OBJECTIVE: Reproduce every line of the material below, but drop the pictures.

INPUT MATERIAL:
■ ■ ■ ■ ■
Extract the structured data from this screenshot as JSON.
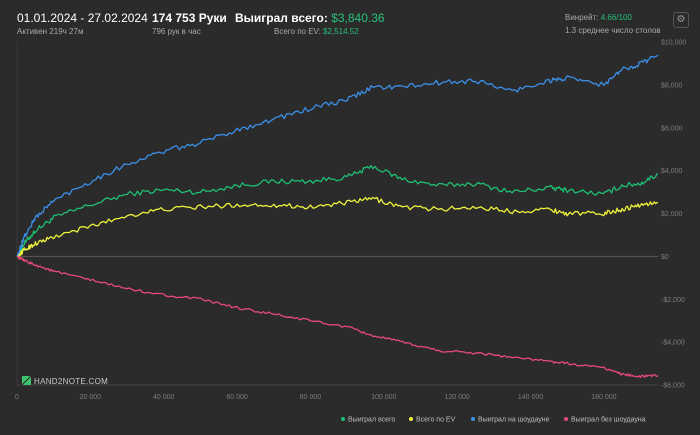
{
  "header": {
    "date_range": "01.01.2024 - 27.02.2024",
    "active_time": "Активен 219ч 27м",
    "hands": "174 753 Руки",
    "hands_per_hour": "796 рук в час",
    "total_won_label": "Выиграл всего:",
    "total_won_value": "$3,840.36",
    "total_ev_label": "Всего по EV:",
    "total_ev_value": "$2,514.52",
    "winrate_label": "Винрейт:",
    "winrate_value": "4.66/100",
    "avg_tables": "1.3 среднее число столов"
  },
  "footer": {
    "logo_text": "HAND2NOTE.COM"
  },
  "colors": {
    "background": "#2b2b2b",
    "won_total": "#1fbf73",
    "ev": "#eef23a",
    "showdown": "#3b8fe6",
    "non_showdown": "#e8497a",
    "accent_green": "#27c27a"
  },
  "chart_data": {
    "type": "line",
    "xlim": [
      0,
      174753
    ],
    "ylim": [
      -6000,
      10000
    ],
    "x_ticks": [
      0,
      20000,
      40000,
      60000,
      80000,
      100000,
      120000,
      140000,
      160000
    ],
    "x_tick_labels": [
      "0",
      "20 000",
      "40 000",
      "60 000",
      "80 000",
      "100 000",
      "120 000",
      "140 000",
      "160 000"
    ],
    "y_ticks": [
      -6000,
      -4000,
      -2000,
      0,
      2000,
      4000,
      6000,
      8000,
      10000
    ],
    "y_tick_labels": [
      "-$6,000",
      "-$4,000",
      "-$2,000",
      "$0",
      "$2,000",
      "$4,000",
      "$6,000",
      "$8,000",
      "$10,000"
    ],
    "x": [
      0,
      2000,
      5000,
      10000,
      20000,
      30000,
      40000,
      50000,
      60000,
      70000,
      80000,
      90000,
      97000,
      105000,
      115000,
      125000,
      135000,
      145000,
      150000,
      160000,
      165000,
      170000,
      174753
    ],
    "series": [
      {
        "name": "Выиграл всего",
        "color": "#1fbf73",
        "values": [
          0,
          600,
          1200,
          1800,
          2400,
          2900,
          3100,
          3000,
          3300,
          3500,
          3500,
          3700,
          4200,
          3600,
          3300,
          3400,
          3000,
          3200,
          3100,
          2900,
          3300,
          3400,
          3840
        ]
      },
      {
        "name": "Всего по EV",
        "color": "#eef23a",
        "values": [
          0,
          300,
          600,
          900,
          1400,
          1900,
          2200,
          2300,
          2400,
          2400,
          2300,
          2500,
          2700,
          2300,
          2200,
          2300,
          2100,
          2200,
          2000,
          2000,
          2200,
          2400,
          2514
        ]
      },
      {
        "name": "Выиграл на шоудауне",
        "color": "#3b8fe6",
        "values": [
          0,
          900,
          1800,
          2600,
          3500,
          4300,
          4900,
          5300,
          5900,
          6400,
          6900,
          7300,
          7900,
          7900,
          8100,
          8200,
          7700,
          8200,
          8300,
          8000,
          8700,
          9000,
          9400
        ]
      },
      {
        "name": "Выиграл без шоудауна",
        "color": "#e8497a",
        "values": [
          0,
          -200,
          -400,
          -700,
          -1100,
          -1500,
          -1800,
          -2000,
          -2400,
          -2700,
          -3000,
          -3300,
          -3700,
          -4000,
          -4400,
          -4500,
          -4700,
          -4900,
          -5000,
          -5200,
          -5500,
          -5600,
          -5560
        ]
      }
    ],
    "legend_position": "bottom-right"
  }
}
■ ■ ■ ■ ■
ANSWER TO THE EXERCISE:
Extract the structured data from this screenshot as JSON.
{
  "header": {
    "date_range": "01.01.2024 - 27.02.2024",
    "active_time": "Активен 219ч 27м",
    "hands": "174 753 Руки",
    "hands_per_hour": "796 рук в час",
    "total_won_label": "Выиграл всего:",
    "total_won_value": "$3,840.36",
    "total_ev_label": "Всего по EV:",
    "total_ev_value": "$2,514.52",
    "winrate_label": "Винрейт:",
    "winrate_value": "4.66/100",
    "avg_tables": "1.3 среднее число столов"
  },
  "footer": {
    "logo_text": "HAND2NOTE.COM"
  },
  "colors": {
    "background": "#2b2b2b",
    "won_total": "#1fbf73",
    "ev": "#eef23a",
    "showdown": "#3b8fe6",
    "non_showdown": "#e8497a",
    "accent_green": "#27c27a"
  },
  "chart_data": {
    "type": "line",
    "xlim": [
      0,
      174753
    ],
    "ylim": [
      -6000,
      10000
    ],
    "x_ticks": [
      0,
      20000,
      40000,
      60000,
      80000,
      100000,
      120000,
      140000,
      160000
    ],
    "x_tick_labels": [
      "0",
      "20 000",
      "40 000",
      "60 000",
      "80 000",
      "100 000",
      "120 000",
      "140 000",
      "160 000"
    ],
    "y_ticks": [
      -6000,
      -4000,
      -2000,
      0,
      2000,
      4000,
      6000,
      8000,
      10000
    ],
    "y_tick_labels": [
      "-$6,000",
      "-$4,000",
      "-$2,000",
      "$0",
      "$2,000",
      "$4,000",
      "$6,000",
      "$8,000",
      "$10,000"
    ],
    "x": [
      0,
      2000,
      5000,
      10000,
      20000,
      30000,
      40000,
      50000,
      60000,
      70000,
      80000,
      90000,
      97000,
      105000,
      115000,
      125000,
      135000,
      145000,
      150000,
      160000,
      165000,
      170000,
      174753
    ],
    "series": [
      {
        "name": "Выиграл всего",
        "color": "#1fbf73",
        "values": [
          0,
          600,
          1200,
          1800,
          2400,
          2900,
          3100,
          3000,
          3300,
          3500,
          3500,
          3700,
          4200,
          3600,
          3300,
          3400,
          3000,
          3200,
          3100,
          2900,
          3300,
          3400,
          3840
        ]
      },
      {
        "name": "Всего по EV",
        "color": "#eef23a",
        "values": [
          0,
          300,
          600,
          900,
          1400,
          1900,
          2200,
          2300,
          2400,
          2400,
          2300,
          2500,
          2700,
          2300,
          2200,
          2300,
          2100,
          2200,
          2000,
          2000,
          2200,
          2400,
          2514
        ]
      },
      {
        "name": "Выиграл на шоудауне",
        "color": "#3b8fe6",
        "values": [
          0,
          900,
          1800,
          2600,
          3500,
          4300,
          4900,
          5300,
          5900,
          6400,
          6900,
          7300,
          7900,
          7900,
          8100,
          8200,
          7700,
          8200,
          8300,
          8000,
          8700,
          9000,
          9400
        ]
      },
      {
        "name": "Выиграл без шоудауна",
        "color": "#e8497a",
        "values": [
          0,
          -200,
          -400,
          -700,
          -1100,
          -1500,
          -1800,
          -2000,
          -2400,
          -2700,
          -3000,
          -3300,
          -3700,
          -4000,
          -4400,
          -4500,
          -4700,
          -4900,
          -5000,
          -5200,
          -5500,
          -5600,
          -5560
        ]
      }
    ],
    "legend_position": "bottom-right"
  }
}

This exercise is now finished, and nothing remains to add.